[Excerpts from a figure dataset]
__________________________________________________
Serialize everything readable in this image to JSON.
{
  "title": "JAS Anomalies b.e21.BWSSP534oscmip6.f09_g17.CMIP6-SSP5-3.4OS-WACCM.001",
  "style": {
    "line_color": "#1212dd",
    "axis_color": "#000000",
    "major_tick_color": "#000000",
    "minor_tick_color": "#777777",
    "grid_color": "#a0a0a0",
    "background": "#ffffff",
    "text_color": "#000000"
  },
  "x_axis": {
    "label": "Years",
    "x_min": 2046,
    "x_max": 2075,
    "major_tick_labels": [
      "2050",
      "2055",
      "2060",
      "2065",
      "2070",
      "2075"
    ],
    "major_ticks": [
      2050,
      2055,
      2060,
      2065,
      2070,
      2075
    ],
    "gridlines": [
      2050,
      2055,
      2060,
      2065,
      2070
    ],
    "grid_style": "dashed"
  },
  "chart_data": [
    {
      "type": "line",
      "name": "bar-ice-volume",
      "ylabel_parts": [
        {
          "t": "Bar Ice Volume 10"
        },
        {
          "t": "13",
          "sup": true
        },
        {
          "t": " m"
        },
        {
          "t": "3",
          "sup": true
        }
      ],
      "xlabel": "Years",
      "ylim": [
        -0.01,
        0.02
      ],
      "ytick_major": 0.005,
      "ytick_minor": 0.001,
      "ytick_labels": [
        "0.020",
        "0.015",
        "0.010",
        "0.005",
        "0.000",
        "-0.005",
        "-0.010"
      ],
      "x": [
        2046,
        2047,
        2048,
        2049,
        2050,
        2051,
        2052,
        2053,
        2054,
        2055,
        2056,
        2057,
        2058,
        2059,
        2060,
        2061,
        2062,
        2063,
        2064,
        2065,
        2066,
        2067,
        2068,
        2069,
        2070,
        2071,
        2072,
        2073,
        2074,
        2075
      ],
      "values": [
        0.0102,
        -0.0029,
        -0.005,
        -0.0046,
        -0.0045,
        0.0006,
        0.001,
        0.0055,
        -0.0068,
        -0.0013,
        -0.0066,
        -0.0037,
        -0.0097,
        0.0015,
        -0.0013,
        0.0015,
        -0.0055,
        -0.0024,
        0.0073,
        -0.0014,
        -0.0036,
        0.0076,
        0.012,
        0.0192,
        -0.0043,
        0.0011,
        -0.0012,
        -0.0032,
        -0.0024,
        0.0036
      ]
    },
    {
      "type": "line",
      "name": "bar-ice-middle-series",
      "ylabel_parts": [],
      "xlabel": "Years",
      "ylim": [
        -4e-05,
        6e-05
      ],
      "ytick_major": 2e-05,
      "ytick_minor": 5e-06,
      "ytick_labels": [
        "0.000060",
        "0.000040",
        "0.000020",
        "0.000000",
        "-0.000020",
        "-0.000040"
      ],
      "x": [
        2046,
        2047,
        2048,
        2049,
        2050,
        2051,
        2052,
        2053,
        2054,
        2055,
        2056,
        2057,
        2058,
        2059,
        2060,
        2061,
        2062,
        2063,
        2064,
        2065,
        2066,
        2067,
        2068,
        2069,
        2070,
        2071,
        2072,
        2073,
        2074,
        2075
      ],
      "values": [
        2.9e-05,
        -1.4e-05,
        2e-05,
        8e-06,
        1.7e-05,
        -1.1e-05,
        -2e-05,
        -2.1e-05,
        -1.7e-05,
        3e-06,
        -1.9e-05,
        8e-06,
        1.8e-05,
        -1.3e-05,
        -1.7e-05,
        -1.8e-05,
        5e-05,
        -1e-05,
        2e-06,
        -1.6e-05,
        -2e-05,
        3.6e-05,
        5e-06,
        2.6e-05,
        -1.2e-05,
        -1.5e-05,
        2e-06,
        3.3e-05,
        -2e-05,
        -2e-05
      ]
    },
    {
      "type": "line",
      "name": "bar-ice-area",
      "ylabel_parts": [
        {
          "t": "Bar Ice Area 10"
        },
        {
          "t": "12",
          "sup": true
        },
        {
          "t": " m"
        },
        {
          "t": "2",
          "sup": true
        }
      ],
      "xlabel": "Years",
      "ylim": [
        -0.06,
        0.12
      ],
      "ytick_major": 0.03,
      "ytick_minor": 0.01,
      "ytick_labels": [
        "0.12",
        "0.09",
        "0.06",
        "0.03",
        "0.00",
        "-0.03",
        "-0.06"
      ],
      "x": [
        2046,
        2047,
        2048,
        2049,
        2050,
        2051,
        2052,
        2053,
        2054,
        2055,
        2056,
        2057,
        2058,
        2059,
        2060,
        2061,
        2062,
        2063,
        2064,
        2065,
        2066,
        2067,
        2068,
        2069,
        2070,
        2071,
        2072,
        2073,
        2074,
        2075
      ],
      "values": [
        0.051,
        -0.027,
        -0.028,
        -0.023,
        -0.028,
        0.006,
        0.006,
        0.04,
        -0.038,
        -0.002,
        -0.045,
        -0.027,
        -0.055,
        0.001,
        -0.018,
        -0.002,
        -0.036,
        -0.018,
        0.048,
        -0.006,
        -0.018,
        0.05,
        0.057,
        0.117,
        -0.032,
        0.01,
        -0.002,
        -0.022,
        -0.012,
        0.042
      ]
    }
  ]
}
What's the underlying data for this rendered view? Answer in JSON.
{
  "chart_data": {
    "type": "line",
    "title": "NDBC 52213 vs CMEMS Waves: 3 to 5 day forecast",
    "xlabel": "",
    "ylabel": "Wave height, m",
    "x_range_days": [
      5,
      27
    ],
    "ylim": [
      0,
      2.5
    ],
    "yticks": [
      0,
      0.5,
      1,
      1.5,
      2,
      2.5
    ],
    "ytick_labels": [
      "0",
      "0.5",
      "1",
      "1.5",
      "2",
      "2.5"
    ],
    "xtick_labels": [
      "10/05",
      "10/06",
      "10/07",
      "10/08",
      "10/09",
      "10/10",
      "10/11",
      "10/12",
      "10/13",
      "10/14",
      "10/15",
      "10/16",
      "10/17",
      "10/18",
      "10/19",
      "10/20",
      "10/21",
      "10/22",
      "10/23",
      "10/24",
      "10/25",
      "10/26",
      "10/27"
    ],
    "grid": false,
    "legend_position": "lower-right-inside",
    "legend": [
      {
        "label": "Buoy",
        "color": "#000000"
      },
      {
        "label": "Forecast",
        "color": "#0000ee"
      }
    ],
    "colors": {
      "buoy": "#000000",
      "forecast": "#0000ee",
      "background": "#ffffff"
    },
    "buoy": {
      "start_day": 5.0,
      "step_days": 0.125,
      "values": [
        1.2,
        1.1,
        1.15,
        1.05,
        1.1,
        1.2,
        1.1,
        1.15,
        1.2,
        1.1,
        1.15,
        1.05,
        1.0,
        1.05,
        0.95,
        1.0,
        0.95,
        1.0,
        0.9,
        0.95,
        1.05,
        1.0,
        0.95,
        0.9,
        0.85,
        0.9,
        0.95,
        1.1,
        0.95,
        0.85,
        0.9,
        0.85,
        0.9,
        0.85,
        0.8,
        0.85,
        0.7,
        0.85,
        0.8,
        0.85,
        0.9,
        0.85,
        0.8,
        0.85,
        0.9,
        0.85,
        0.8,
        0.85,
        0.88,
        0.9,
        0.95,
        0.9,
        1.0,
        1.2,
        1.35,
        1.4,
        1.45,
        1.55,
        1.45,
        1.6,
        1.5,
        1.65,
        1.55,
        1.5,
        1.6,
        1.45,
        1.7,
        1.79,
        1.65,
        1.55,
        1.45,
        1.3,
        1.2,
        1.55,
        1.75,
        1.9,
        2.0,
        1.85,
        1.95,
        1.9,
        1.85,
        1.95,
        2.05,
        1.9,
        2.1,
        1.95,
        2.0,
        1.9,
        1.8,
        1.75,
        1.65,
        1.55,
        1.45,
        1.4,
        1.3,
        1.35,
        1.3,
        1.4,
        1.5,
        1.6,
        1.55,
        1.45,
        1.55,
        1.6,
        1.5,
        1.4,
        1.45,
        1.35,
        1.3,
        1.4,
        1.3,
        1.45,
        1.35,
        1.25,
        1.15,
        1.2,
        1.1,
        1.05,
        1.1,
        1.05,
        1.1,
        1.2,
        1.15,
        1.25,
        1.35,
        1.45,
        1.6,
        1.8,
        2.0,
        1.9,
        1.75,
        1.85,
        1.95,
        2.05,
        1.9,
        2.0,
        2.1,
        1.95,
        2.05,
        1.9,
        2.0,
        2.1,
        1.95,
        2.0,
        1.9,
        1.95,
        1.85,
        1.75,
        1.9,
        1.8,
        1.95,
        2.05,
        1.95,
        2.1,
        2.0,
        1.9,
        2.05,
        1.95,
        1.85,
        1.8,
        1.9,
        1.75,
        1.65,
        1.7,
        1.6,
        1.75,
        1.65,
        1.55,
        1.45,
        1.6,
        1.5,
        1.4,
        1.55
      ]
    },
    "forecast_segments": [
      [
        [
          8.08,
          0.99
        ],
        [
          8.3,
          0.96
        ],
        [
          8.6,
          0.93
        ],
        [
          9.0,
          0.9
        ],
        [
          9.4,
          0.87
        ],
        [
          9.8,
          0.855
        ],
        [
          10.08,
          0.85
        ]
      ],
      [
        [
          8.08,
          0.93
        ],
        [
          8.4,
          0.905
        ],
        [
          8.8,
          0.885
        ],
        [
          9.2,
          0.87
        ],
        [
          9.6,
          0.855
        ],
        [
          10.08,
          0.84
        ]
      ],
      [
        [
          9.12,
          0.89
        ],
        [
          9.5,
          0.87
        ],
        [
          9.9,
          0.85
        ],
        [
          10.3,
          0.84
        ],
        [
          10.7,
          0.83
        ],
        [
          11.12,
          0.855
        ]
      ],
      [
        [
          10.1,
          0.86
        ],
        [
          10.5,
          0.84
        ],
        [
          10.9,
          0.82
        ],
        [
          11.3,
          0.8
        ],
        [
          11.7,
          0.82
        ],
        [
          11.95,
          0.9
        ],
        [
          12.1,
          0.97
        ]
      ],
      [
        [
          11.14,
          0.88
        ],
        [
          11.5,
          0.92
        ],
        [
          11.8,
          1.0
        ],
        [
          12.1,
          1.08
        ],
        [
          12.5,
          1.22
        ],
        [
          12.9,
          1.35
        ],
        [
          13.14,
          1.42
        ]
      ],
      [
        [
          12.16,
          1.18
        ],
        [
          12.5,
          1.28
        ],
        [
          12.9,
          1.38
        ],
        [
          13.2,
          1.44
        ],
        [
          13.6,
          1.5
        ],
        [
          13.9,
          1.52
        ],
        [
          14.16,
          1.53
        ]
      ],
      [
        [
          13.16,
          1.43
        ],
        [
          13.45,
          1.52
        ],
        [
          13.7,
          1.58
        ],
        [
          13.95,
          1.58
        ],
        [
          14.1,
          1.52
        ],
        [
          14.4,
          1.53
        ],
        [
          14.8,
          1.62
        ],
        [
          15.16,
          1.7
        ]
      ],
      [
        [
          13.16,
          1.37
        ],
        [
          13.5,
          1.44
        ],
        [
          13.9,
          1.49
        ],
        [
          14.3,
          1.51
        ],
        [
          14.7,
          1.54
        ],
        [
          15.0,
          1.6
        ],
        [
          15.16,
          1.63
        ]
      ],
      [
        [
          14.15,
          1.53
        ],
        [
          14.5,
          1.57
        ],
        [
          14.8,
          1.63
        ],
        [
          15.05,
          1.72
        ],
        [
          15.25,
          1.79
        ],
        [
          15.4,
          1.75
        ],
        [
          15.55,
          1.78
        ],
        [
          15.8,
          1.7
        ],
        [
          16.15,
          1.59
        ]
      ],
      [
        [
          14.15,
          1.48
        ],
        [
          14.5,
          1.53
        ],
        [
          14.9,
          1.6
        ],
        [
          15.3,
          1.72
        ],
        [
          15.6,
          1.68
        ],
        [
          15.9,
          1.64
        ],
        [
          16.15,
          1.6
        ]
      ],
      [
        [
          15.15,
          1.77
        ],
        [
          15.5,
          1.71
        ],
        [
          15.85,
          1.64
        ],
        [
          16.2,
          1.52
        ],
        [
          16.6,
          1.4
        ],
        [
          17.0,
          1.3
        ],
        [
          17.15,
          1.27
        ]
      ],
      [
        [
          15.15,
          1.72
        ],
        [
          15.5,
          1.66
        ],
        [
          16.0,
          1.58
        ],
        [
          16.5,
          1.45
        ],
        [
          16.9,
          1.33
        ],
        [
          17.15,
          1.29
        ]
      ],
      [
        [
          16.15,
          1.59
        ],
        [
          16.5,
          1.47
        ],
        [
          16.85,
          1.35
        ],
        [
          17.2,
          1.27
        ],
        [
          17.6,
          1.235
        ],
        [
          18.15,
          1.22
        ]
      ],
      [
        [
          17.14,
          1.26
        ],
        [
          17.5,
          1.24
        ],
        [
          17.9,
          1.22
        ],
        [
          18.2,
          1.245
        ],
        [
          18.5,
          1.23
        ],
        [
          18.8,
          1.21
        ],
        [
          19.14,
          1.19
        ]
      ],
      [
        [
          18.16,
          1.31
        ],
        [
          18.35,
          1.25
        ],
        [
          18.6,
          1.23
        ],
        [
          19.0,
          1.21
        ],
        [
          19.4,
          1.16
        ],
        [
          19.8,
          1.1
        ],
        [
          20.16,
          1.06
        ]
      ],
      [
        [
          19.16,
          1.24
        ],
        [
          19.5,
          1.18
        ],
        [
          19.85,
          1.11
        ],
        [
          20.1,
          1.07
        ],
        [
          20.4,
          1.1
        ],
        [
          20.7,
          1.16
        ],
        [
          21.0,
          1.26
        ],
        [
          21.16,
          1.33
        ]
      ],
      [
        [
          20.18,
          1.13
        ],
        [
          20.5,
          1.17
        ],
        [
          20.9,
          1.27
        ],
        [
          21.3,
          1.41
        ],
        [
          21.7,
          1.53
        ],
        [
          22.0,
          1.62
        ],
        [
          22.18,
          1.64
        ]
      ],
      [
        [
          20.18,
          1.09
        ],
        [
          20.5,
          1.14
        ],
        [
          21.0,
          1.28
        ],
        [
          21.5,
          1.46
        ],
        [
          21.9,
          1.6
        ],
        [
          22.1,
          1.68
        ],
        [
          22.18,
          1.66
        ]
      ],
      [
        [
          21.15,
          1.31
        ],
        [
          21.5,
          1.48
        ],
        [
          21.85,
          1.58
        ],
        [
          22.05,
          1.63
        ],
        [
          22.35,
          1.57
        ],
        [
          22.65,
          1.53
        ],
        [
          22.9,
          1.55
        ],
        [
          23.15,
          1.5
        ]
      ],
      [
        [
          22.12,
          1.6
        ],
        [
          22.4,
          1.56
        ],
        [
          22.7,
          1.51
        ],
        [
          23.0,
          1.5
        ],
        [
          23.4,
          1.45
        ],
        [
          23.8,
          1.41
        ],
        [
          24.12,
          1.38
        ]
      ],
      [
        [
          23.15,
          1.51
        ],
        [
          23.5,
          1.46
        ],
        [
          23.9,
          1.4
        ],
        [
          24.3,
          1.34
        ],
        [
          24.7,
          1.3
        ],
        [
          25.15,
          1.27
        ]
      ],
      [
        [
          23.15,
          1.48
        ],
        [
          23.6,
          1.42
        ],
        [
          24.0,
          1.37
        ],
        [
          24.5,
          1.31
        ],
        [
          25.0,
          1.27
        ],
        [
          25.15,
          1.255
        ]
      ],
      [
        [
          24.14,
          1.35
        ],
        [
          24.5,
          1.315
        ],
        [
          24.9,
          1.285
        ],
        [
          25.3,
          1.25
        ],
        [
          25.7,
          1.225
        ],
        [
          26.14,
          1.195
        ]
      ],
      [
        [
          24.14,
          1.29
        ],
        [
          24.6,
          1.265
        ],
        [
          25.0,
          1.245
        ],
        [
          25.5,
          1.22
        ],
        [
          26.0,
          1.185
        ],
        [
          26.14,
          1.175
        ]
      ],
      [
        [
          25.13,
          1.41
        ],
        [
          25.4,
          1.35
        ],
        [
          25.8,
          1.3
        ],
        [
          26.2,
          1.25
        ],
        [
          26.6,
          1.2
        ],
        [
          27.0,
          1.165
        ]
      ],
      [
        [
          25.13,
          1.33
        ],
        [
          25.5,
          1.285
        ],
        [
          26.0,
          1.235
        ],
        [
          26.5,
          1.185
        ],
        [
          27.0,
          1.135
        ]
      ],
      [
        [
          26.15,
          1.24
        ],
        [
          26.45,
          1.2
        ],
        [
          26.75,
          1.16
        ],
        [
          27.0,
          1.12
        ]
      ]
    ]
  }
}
__________________________________________________
### AIM
Report how many lines of the data hold the string "this"; give only the number.

### SOLUTION BELOW
2